start

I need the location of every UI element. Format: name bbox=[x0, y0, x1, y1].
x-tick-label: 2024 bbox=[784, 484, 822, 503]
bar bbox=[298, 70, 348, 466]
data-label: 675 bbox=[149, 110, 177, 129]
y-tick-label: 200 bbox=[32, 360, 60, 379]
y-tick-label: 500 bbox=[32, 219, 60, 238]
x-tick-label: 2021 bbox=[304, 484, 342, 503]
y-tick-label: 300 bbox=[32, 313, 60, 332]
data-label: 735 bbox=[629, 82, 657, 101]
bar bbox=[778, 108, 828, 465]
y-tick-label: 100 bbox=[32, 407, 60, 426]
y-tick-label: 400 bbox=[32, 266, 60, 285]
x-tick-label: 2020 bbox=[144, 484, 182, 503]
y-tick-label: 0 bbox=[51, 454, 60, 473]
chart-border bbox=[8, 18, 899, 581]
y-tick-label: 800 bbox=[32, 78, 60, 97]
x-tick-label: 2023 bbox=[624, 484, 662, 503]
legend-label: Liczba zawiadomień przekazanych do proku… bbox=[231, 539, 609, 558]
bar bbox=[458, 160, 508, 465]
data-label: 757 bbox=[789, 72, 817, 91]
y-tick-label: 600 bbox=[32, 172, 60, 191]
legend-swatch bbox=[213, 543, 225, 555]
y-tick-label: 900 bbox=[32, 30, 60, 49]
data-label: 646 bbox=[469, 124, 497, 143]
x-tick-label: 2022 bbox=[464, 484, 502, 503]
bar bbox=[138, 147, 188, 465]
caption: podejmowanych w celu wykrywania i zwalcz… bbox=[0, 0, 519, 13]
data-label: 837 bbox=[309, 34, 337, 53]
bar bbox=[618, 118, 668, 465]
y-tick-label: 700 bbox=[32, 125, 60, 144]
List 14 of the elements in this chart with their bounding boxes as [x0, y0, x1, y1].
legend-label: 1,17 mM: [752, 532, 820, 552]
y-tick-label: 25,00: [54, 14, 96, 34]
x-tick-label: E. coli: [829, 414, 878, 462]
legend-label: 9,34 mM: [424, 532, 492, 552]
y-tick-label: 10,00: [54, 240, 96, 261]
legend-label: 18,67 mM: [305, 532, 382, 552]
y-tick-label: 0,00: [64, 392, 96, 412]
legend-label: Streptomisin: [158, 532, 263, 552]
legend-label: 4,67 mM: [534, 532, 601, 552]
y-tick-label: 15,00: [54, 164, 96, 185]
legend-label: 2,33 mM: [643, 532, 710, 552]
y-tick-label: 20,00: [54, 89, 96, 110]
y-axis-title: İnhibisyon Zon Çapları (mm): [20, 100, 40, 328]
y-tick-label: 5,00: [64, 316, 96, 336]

end

◆ Aim of the task:
Switch every "data-label" in the records above to "value-label", and write all the records out again with nothing else changed.

◆ The solution:
I need the location of every UI element. Format: name bbox=[x0, y0, x1, y1].
x-tick-label: 2024 bbox=[784, 484, 822, 503]
bar bbox=[298, 70, 348, 466]
value-label: 675 bbox=[149, 110, 177, 129]
y-tick-label: 200 bbox=[32, 360, 60, 379]
y-tick-label: 500 bbox=[32, 219, 60, 238]
x-tick-label: 2021 bbox=[304, 484, 342, 503]
y-tick-label: 300 bbox=[32, 313, 60, 332]
value-label: 735 bbox=[629, 82, 657, 101]
bar bbox=[778, 108, 828, 465]
y-tick-label: 100 bbox=[32, 407, 60, 426]
y-tick-label: 400 bbox=[32, 266, 60, 285]
x-tick-label: 2020 bbox=[144, 484, 182, 503]
y-tick-label: 0 bbox=[51, 454, 60, 473]
chart-border bbox=[8, 18, 899, 581]
y-tick-label: 800 bbox=[32, 78, 60, 97]
x-tick-label: 2023 bbox=[624, 484, 662, 503]
legend-label: Liczba zawiadomień przekazanych do proku… bbox=[231, 539, 609, 558]
bar bbox=[458, 160, 508, 465]
value-label: 757 bbox=[789, 72, 817, 91]
y-tick-label: 600 bbox=[32, 172, 60, 191]
legend-swatch bbox=[213, 543, 225, 555]
y-tick-label: 900 bbox=[32, 30, 60, 49]
value-label: 646 bbox=[469, 124, 497, 143]
x-tick-label: 2022 bbox=[464, 484, 502, 503]
bar bbox=[138, 147, 188, 465]
caption: podejmowanych w celu wykrywania i zwalcz… bbox=[0, 0, 519, 13]
value-label: 837 bbox=[309, 34, 337, 53]
bar bbox=[618, 118, 668, 465]
y-tick-label: 700 bbox=[32, 125, 60, 144]
List 14 of the elements in this chart with their bounding boxes as [x0, y0, x1, y1].
legend-label: 1,17 mM: [752, 532, 820, 552]
y-tick-label: 25,00: [54, 14, 96, 34]
x-tick-label: E. coli: [829, 414, 878, 462]
legend-label: 9,34 mM: [424, 532, 492, 552]
y-tick-label: 10,00: [54, 240, 96, 261]
legend-label: 18,67 mM: [305, 532, 382, 552]
y-tick-label: 0,00: [64, 392, 96, 412]
legend-label: Streptomisin: [158, 532, 263, 552]
legend-label: 4,67 mM: [534, 532, 601, 552]
y-tick-label: 15,00: [54, 164, 96, 185]
legend-label: 2,33 mM: [643, 532, 710, 552]
y-tick-label: 20,00: [54, 89, 96, 110]
y-axis-title: İnhibisyon Zon Çapları (mm): [20, 100, 40, 328]
y-tick-label: 5,00: [64, 316, 96, 336]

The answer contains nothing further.